■ **Supplied material**
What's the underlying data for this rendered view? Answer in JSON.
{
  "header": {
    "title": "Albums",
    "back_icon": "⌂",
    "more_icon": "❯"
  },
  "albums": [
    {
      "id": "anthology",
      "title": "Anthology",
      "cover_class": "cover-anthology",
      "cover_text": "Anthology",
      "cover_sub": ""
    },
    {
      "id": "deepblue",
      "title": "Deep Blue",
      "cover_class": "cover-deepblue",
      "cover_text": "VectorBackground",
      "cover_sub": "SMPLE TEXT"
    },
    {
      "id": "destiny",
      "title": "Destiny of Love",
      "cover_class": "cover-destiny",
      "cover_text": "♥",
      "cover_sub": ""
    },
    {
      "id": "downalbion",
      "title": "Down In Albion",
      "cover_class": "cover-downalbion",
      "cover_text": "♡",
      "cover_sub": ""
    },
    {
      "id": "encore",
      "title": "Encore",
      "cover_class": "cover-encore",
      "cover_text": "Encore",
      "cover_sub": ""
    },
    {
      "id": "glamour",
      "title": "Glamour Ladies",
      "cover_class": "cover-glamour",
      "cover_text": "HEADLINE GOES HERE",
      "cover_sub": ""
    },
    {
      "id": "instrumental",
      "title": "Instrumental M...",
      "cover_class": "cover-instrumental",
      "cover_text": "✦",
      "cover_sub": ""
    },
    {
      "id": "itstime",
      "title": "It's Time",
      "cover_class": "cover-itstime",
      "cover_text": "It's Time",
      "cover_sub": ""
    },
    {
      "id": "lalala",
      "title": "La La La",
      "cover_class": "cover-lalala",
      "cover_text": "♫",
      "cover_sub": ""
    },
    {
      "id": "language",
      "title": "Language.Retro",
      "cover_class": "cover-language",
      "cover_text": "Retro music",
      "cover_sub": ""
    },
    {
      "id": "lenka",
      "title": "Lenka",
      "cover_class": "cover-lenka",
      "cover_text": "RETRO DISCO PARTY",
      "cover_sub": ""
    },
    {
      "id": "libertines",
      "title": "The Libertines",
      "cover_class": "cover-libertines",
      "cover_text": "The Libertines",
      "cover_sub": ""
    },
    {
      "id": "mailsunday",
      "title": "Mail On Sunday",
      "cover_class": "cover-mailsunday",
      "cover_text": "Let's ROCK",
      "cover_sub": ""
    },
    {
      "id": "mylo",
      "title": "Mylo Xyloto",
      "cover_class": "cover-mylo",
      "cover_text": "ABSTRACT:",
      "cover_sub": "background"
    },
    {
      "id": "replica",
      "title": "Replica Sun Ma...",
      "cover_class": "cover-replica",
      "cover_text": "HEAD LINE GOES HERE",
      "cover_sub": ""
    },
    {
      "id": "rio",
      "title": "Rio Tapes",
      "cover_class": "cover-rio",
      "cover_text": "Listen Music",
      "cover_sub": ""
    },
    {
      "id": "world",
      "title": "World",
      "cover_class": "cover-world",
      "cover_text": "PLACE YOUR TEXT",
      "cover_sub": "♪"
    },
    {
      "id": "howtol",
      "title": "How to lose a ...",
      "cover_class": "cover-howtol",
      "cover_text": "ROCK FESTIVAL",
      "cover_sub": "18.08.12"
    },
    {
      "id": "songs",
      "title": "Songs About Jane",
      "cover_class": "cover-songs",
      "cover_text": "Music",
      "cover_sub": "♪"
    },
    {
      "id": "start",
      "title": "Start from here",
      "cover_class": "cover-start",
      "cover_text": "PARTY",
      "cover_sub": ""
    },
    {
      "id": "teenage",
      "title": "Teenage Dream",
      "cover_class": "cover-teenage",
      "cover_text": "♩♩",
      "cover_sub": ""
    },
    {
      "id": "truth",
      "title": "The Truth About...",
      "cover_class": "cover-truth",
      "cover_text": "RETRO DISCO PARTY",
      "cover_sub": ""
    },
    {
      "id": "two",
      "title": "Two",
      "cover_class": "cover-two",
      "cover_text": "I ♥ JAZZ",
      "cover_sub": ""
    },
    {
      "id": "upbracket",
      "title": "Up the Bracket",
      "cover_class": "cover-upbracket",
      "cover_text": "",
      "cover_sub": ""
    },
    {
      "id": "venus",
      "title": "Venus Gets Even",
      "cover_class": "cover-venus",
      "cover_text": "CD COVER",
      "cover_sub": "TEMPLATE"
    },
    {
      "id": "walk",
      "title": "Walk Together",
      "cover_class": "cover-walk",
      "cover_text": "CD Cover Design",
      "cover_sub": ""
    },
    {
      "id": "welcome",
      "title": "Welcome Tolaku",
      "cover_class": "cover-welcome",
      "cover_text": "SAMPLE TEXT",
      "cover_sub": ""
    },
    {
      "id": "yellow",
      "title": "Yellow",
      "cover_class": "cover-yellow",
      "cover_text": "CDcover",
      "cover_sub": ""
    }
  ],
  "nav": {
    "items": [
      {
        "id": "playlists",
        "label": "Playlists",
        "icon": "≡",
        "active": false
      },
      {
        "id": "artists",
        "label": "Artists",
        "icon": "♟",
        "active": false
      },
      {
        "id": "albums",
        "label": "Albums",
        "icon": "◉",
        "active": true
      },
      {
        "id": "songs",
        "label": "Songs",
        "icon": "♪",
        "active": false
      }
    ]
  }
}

■ **Task to complete**
Copy out the material above in its entirety. Every detail must match.

■ **Full answer**
What's the underlying data for this rendered view? Answer in JSON.
{
  "header": {
    "title": "Albums",
    "back_icon": "⌂",
    "more_icon": "❯"
  },
  "albums": [
    {
      "id": "anthology",
      "title": "Anthology",
      "cover_class": "cover-anthology",
      "cover_text": "Anthology",
      "cover_sub": ""
    },
    {
      "id": "deepblue",
      "title": "Deep Blue",
      "cover_class": "cover-deepblue",
      "cover_text": "VectorBackground",
      "cover_sub": "SMPLE TEXT"
    },
    {
      "id": "destiny",
      "title": "Destiny of Love",
      "cover_class": "cover-destiny",
      "cover_text": "♥",
      "cover_sub": ""
    },
    {
      "id": "downalbion",
      "title": "Down In Albion",
      "cover_class": "cover-downalbion",
      "cover_text": "♡",
      "cover_sub": ""
    },
    {
      "id": "encore",
      "title": "Encore",
      "cover_class": "cover-encore",
      "cover_text": "Encore",
      "cover_sub": ""
    },
    {
      "id": "glamour",
      "title": "Glamour Ladies",
      "cover_class": "cover-glamour",
      "cover_text": "HEADLINE GOES HERE",
      "cover_sub": ""
    },
    {
      "id": "instrumental",
      "title": "Instrumental M...",
      "cover_class": "cover-instrumental",
      "cover_text": "✦",
      "cover_sub": ""
    },
    {
      "id": "itstime",
      "title": "It's Time",
      "cover_class": "cover-itstime",
      "cover_text": "It's Time",
      "cover_sub": ""
    },
    {
      "id": "lalala",
      "title": "La La La",
      "cover_class": "cover-lalala",
      "cover_text": "♫",
      "cover_sub": ""
    },
    {
      "id": "language",
      "title": "Language.Retro",
      "cover_class": "cover-language",
      "cover_text": "Retro music",
      "cover_sub": ""
    },
    {
      "id": "lenka",
      "title": "Lenka",
      "cover_class": "cover-lenka",
      "cover_text": "RETRO DISCO PARTY",
      "cover_sub": ""
    },
    {
      "id": "libertines",
      "title": "The Libertines",
      "cover_class": "cover-libertines",
      "cover_text": "The Libertines",
      "cover_sub": ""
    },
    {
      "id": "mailsunday",
      "title": "Mail On Sunday",
      "cover_class": "cover-mailsunday",
      "cover_text": "Let's ROCK",
      "cover_sub": ""
    },
    {
      "id": "mylo",
      "title": "Mylo Xyloto",
      "cover_class": "cover-mylo",
      "cover_text": "ABSTRACT:",
      "cover_sub": "background"
    },
    {
      "id": "replica",
      "title": "Replica Sun Ma...",
      "cover_class": "cover-replica",
      "cover_text": "HEAD LINE GOES HERE",
      "cover_sub": ""
    },
    {
      "id": "rio",
      "title": "Rio Tapes",
      "cover_class": "cover-rio",
      "cover_text": "Listen Music",
      "cover_sub": ""
    },
    {
      "id": "world",
      "title": "World",
      "cover_class": "cover-world",
      "cover_text": "PLACE YOUR TEXT",
      "cover_sub": "♪"
    },
    {
      "id": "howtol",
      "title": "How to lose a ...",
      "cover_class": "cover-howtol",
      "cover_text": "ROCK FESTIVAL",
      "cover_sub": "18.08.12"
    },
    {
      "id": "songs",
      "title": "Songs About Jane",
      "cover_class": "cover-songs",
      "cover_text": "Music",
      "cover_sub": "♪"
    },
    {
      "id": "start",
      "title": "Start from here",
      "cover_class": "cover-start",
      "cover_text": "PARTY",
      "cover_sub": ""
    },
    {
      "id": "teenage",
      "title": "Teenage Dream",
      "cover_class": "cover-teenage",
      "cover_text": "♩♩",
      "cover_sub": ""
    },
    {
      "id": "truth",
      "title": "The Truth About...",
      "cover_class": "cover-truth",
      "cover_text": "RETRO DISCO PARTY",
      "cover_sub": ""
    },
    {
      "id": "two",
      "title": "Two",
      "cover_class": "cover-two",
      "cover_text": "I ♥ JAZZ",
      "cover_sub": ""
    },
    {
      "id": "upbracket",
      "title": "Up the Bracket",
      "cover_class": "cover-upbracket",
      "cover_text": "",
      "cover_sub": ""
    },
    {
      "id": "venus",
      "title": "Venus Gets Even",
      "cover_class": "cover-venus",
      "cover_text": "CD COVER",
      "cover_sub": "TEMPLATE"
    },
    {
      "id": "walk",
      "title": "Walk Together",
      "cover_class": "cover-walk",
      "cover_text": "CD Cover Design",
      "cover_sub": ""
    },
    {
      "id": "welcome",
      "title": "Welcome Tolaku",
      "cover_class": "cover-welcome",
      "cover_text": "SAMPLE TEXT",
      "cover_sub": ""
    },
    {
      "id": "yellow",
      "title": "Yellow",
      "cover_class": "cover-yellow",
      "cover_text": "CDcover",
      "cover_sub": ""
    }
  ],
  "nav": {
    "items": [
      {
        "id": "playlists",
        "label": "Playlists",
        "icon": "≡",
        "active": false
      },
      {
        "id": "artists",
        "label": "Artists",
        "icon": "♟",
        "active": false
      },
      {
        "id": "albums",
        "label": "Albums",
        "icon": "◉",
        "active": true
      },
      {
        "id": "songs",
        "label": "Songs",
        "icon": "♪",
        "active": false
      }
    ]
  }
}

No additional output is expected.